[Begin Given data]

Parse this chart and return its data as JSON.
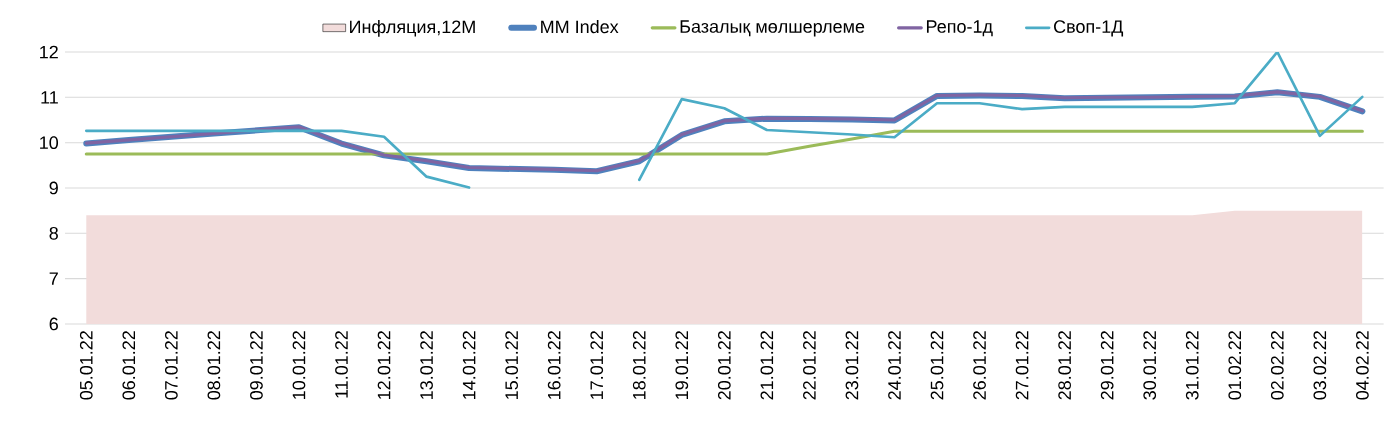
{
  "chart_data": {
    "type": "line",
    "categories": [
      "05.01.22",
      "06.01.22",
      "07.01.22",
      "08.01.22",
      "09.01.22",
      "10.01.22",
      "11.01.22",
      "12.01.22",
      "13.01.22",
      "14.01.22",
      "15.01.22",
      "16.01.22",
      "17.01.22",
      "18.01.22",
      "19.01.22",
      "20.01.22",
      "21.01.22",
      "22.01.22",
      "23.01.22",
      "24.01.22",
      "25.01.22",
      "26.01.22",
      "27.01.22",
      "28.01.22",
      "29.01.22",
      "30.01.22",
      "31.01.22",
      "01.02.22",
      "02.02.22",
      "03.02.22",
      "04.02.22"
    ],
    "series": [
      {
        "name": "Инфляция,12М",
        "type": "area",
        "color": "#f2dcdb",
        "values": [
          8.4,
          8.4,
          8.4,
          8.4,
          8.4,
          8.4,
          8.4,
          8.4,
          8.4,
          8.4,
          8.4,
          8.4,
          8.4,
          8.4,
          8.4,
          8.4,
          8.4,
          8.4,
          8.4,
          8.4,
          8.4,
          8.4,
          8.4,
          8.4,
          8.4,
          8.4,
          8.4,
          8.5,
          8.5,
          8.5,
          8.5
        ]
      },
      {
        "name": "MM Index",
        "color": "#4f81bd",
        "values": [
          9.98,
          10.06,
          10.13,
          10.2,
          10.27,
          10.34,
          9.98,
          9.72,
          9.59,
          9.44,
          9.42,
          9.4,
          9.37,
          9.59,
          10.17,
          10.47,
          10.53,
          10.52,
          10.51,
          10.49,
          11.03,
          11.04,
          11.03,
          10.98,
          10.99,
          11.0,
          11.01,
          11.02,
          11.11,
          11.01,
          10.69
        ]
      },
      {
        "name": "Базалық мөлшерлеме",
        "color": "#9bbb59",
        "values": [
          9.75,
          9.75,
          9.75,
          9.75,
          9.75,
          9.75,
          9.75,
          9.75,
          9.75,
          9.75,
          9.75,
          9.75,
          9.75,
          9.75,
          9.75,
          9.75,
          9.75,
          9.92,
          10.08,
          10.25,
          10.25,
          10.25,
          10.25,
          10.25,
          10.25,
          10.25,
          10.25,
          10.25,
          10.25,
          10.25,
          10.25
        ]
      },
      {
        "name": "Репо-1д",
        "color": "#8064a2",
        "values": [
          9.99,
          10.06,
          10.13,
          10.2,
          10.28,
          10.35,
          9.99,
          9.73,
          9.6,
          9.45,
          9.43,
          9.41,
          9.38,
          9.6,
          10.18,
          10.48,
          10.54,
          10.53,
          10.52,
          10.5,
          11.04,
          11.05,
          11.04,
          10.99,
          11.0,
          11.0,
          11.02,
          11.03,
          11.12,
          11.02,
          10.7
        ]
      },
      {
        "name": "Своп-1Д",
        "color": "#4bacc6",
        "values": [
          10.26,
          10.26,
          10.26,
          10.26,
          10.26,
          10.26,
          10.26,
          10.13,
          9.25,
          9.01,
          null,
          null,
          null,
          9.18,
          10.96,
          10.76,
          10.28,
          10.23,
          10.18,
          10.12,
          10.87,
          10.87,
          10.74,
          10.79,
          10.79,
          10.79,
          10.79,
          10.87,
          12.0,
          10.15,
          11.01
        ]
      }
    ],
    "ylim": [
      6,
      12
    ],
    "yticks": [
      6,
      7,
      8,
      9,
      10,
      11,
      12
    ],
    "grid": "y",
    "legend": "top"
  }
}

[End Given data]

Without the pictures, restate all the entries above exactly.

Parse this chart and return its data as JSON.
{
  "chart_data": {
    "type": "line",
    "categories": [
      "05.01.22",
      "06.01.22",
      "07.01.22",
      "08.01.22",
      "09.01.22",
      "10.01.22",
      "11.01.22",
      "12.01.22",
      "13.01.22",
      "14.01.22",
      "15.01.22",
      "16.01.22",
      "17.01.22",
      "18.01.22",
      "19.01.22",
      "20.01.22",
      "21.01.22",
      "22.01.22",
      "23.01.22",
      "24.01.22",
      "25.01.22",
      "26.01.22",
      "27.01.22",
      "28.01.22",
      "29.01.22",
      "30.01.22",
      "31.01.22",
      "01.02.22",
      "02.02.22",
      "03.02.22",
      "04.02.22"
    ],
    "series": [
      {
        "name": "Инфляция,12М",
        "type": "area",
        "color": "#f2dcdb",
        "values": [
          8.4,
          8.4,
          8.4,
          8.4,
          8.4,
          8.4,
          8.4,
          8.4,
          8.4,
          8.4,
          8.4,
          8.4,
          8.4,
          8.4,
          8.4,
          8.4,
          8.4,
          8.4,
          8.4,
          8.4,
          8.4,
          8.4,
          8.4,
          8.4,
          8.4,
          8.4,
          8.4,
          8.5,
          8.5,
          8.5,
          8.5
        ]
      },
      {
        "name": "MM Index",
        "color": "#4f81bd",
        "values": [
          9.98,
          10.06,
          10.13,
          10.2,
          10.27,
          10.34,
          9.98,
          9.72,
          9.59,
          9.44,
          9.42,
          9.4,
          9.37,
          9.59,
          10.17,
          10.47,
          10.53,
          10.52,
          10.51,
          10.49,
          11.03,
          11.04,
          11.03,
          10.98,
          10.99,
          11.0,
          11.01,
          11.02,
          11.11,
          11.01,
          10.69
        ]
      },
      {
        "name": "Базалық мөлшерлеме",
        "color": "#9bbb59",
        "values": [
          9.75,
          9.75,
          9.75,
          9.75,
          9.75,
          9.75,
          9.75,
          9.75,
          9.75,
          9.75,
          9.75,
          9.75,
          9.75,
          9.75,
          9.75,
          9.75,
          9.75,
          9.92,
          10.08,
          10.25,
          10.25,
          10.25,
          10.25,
          10.25,
          10.25,
          10.25,
          10.25,
          10.25,
          10.25,
          10.25,
          10.25
        ]
      },
      {
        "name": "Репо-1д",
        "color": "#8064a2",
        "values": [
          9.99,
          10.06,
          10.13,
          10.2,
          10.28,
          10.35,
          9.99,
          9.73,
          9.6,
          9.45,
          9.43,
          9.41,
          9.38,
          9.6,
          10.18,
          10.48,
          10.54,
          10.53,
          10.52,
          10.5,
          11.04,
          11.05,
          11.04,
          10.99,
          11.0,
          11.0,
          11.02,
          11.03,
          11.12,
          11.02,
          10.7
        ]
      },
      {
        "name": "Своп-1Д",
        "color": "#4bacc6",
        "values": [
          10.26,
          10.26,
          10.26,
          10.26,
          10.26,
          10.26,
          10.26,
          10.13,
          9.25,
          9.01,
          null,
          null,
          null,
          9.18,
          10.96,
          10.76,
          10.28,
          10.23,
          10.18,
          10.12,
          10.87,
          10.87,
          10.74,
          10.79,
          10.79,
          10.79,
          10.79,
          10.87,
          12.0,
          10.15,
          11.01
        ]
      }
    ],
    "ylim": [
      6,
      12
    ],
    "yticks": [
      6,
      7,
      8,
      9,
      10,
      11,
      12
    ],
    "grid": "y",
    "legend": "top"
  }
}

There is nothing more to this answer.